▶ MATERIAL FOR THIS TASK
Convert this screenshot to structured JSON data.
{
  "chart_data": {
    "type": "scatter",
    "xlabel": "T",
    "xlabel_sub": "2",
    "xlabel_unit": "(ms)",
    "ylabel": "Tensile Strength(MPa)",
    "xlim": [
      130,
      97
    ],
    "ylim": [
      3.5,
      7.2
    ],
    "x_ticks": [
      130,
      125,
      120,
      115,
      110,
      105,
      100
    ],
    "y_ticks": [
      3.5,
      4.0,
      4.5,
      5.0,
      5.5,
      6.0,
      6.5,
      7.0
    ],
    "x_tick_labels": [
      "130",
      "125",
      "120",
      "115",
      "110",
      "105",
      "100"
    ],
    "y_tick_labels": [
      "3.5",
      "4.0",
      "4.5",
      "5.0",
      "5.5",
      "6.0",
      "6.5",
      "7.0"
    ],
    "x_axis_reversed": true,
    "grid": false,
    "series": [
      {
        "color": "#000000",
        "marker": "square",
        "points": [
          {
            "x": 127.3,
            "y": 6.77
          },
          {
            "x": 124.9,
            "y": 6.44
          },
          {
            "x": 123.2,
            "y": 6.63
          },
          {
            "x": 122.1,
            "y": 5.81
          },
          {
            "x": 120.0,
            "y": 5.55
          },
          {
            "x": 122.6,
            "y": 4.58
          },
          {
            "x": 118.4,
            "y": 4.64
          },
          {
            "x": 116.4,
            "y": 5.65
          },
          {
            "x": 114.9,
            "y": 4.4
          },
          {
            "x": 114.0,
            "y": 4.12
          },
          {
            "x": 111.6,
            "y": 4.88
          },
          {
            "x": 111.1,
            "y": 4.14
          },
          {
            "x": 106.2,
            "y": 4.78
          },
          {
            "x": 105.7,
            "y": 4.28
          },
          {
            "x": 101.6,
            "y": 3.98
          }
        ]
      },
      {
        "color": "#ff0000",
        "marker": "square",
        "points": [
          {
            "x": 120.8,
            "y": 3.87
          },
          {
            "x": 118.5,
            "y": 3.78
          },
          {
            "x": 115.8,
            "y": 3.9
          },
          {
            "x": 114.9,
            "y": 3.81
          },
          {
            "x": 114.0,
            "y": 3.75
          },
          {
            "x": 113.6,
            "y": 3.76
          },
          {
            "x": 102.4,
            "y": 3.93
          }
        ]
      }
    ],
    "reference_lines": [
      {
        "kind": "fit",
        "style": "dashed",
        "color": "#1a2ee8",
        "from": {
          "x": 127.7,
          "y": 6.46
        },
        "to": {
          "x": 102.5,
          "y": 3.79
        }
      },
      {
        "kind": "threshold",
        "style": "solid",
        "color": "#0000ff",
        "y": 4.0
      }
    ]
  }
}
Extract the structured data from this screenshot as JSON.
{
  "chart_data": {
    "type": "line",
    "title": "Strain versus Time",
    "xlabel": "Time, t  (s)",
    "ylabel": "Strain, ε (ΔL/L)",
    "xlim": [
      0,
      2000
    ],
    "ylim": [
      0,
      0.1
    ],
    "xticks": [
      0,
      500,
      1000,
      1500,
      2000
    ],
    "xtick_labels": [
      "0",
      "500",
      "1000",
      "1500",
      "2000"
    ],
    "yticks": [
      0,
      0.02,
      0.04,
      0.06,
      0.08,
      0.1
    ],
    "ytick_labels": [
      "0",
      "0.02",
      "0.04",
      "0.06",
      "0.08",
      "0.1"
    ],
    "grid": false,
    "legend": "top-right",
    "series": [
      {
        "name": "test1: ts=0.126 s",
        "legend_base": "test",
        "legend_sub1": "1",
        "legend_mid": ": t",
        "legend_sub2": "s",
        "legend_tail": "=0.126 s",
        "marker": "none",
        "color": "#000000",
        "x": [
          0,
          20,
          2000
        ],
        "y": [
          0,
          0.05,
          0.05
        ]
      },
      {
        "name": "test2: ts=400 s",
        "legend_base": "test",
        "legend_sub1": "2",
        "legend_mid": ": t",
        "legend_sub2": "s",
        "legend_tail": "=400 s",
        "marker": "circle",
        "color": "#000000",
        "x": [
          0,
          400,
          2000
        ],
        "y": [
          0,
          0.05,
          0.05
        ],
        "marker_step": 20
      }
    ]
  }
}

▶ YOUR TASK
Write out the complete set of records exactly as given.

▶ EXERCISE RESULT
Convert this screenshot to structured JSON data.
{
  "chart_data": {
    "type": "scatter",
    "xlabel": "T",
    "xlabel_sub": "2",
    "xlabel_unit": "(ms)",
    "ylabel": "Tensile Strength(MPa)",
    "xlim": [
      130,
      97
    ],
    "ylim": [
      3.5,
      7.2
    ],
    "x_ticks": [
      130,
      125,
      120,
      115,
      110,
      105,
      100
    ],
    "y_ticks": [
      3.5,
      4.0,
      4.5,
      5.0,
      5.5,
      6.0,
      6.5,
      7.0
    ],
    "x_tick_labels": [
      "130",
      "125",
      "120",
      "115",
      "110",
      "105",
      "100"
    ],
    "y_tick_labels": [
      "3.5",
      "4.0",
      "4.5",
      "5.0",
      "5.5",
      "6.0",
      "6.5",
      "7.0"
    ],
    "x_axis_reversed": true,
    "grid": false,
    "series": [
      {
        "color": "#000000",
        "marker": "square",
        "points": [
          {
            "x": 127.3,
            "y": 6.77
          },
          {
            "x": 124.9,
            "y": 6.44
          },
          {
            "x": 123.2,
            "y": 6.63
          },
          {
            "x": 122.1,
            "y": 5.81
          },
          {
            "x": 120.0,
            "y": 5.55
          },
          {
            "x": 122.6,
            "y": 4.58
          },
          {
            "x": 118.4,
            "y": 4.64
          },
          {
            "x": 116.4,
            "y": 5.65
          },
          {
            "x": 114.9,
            "y": 4.4
          },
          {
            "x": 114.0,
            "y": 4.12
          },
          {
            "x": 111.6,
            "y": 4.88
          },
          {
            "x": 111.1,
            "y": 4.14
          },
          {
            "x": 106.2,
            "y": 4.78
          },
          {
            "x": 105.7,
            "y": 4.28
          },
          {
            "x": 101.6,
            "y": 3.98
          }
        ]
      },
      {
        "color": "#ff0000",
        "marker": "square",
        "points": [
          {
            "x": 120.8,
            "y": 3.87
          },
          {
            "x": 118.5,
            "y": 3.78
          },
          {
            "x": 115.8,
            "y": 3.9
          },
          {
            "x": 114.9,
            "y": 3.81
          },
          {
            "x": 114.0,
            "y": 3.75
          },
          {
            "x": 113.6,
            "y": 3.76
          },
          {
            "x": 102.4,
            "y": 3.93
          }
        ]
      }
    ],
    "reference_lines": [
      {
        "kind": "fit",
        "style": "dashed",
        "color": "#1a2ee8",
        "from": {
          "x": 127.7,
          "y": 6.46
        },
        "to": {
          "x": 102.5,
          "y": 3.79
        }
      },
      {
        "kind": "threshold",
        "style": "solid",
        "color": "#0000ff",
        "y": 4.0
      }
    ]
  }
}
Extract the structured data from this screenshot as JSON.
{
  "chart_data": {
    "type": "line",
    "title": "Strain versus Time",
    "xlabel": "Time, t  (s)",
    "ylabel": "Strain, ε (ΔL/L)",
    "xlim": [
      0,
      2000
    ],
    "ylim": [
      0,
      0.1
    ],
    "xticks": [
      0,
      500,
      1000,
      1500,
      2000
    ],
    "xtick_labels": [
      "0",
      "500",
      "1000",
      "1500",
      "2000"
    ],
    "yticks": [
      0,
      0.02,
      0.04,
      0.06,
      0.08,
      0.1
    ],
    "ytick_labels": [
      "0",
      "0.02",
      "0.04",
      "0.06",
      "0.08",
      "0.1"
    ],
    "grid": false,
    "legend": "top-right",
    "series": [
      {
        "name": "test1: ts=0.126 s",
        "legend_base": "test",
        "legend_sub1": "1",
        "legend_mid": ": t",
        "legend_sub2": "s",
        "legend_tail": "=0.126 s",
        "marker": "none",
        "color": "#000000",
        "x": [
          0,
          20,
          2000
        ],
        "y": [
          0,
          0.05,
          0.05
        ]
      },
      {
        "name": "test2: ts=400 s",
        "legend_base": "test",
        "legend_sub1": "2",
        "legend_mid": ": t",
        "legend_sub2": "s",
        "legend_tail": "=400 s",
        "marker": "circle",
        "color": "#000000",
        "x": [
          0,
          400,
          2000
        ],
        "y": [
          0,
          0.05,
          0.05
        ],
        "marker_step": 20
      }
    ]
  }
}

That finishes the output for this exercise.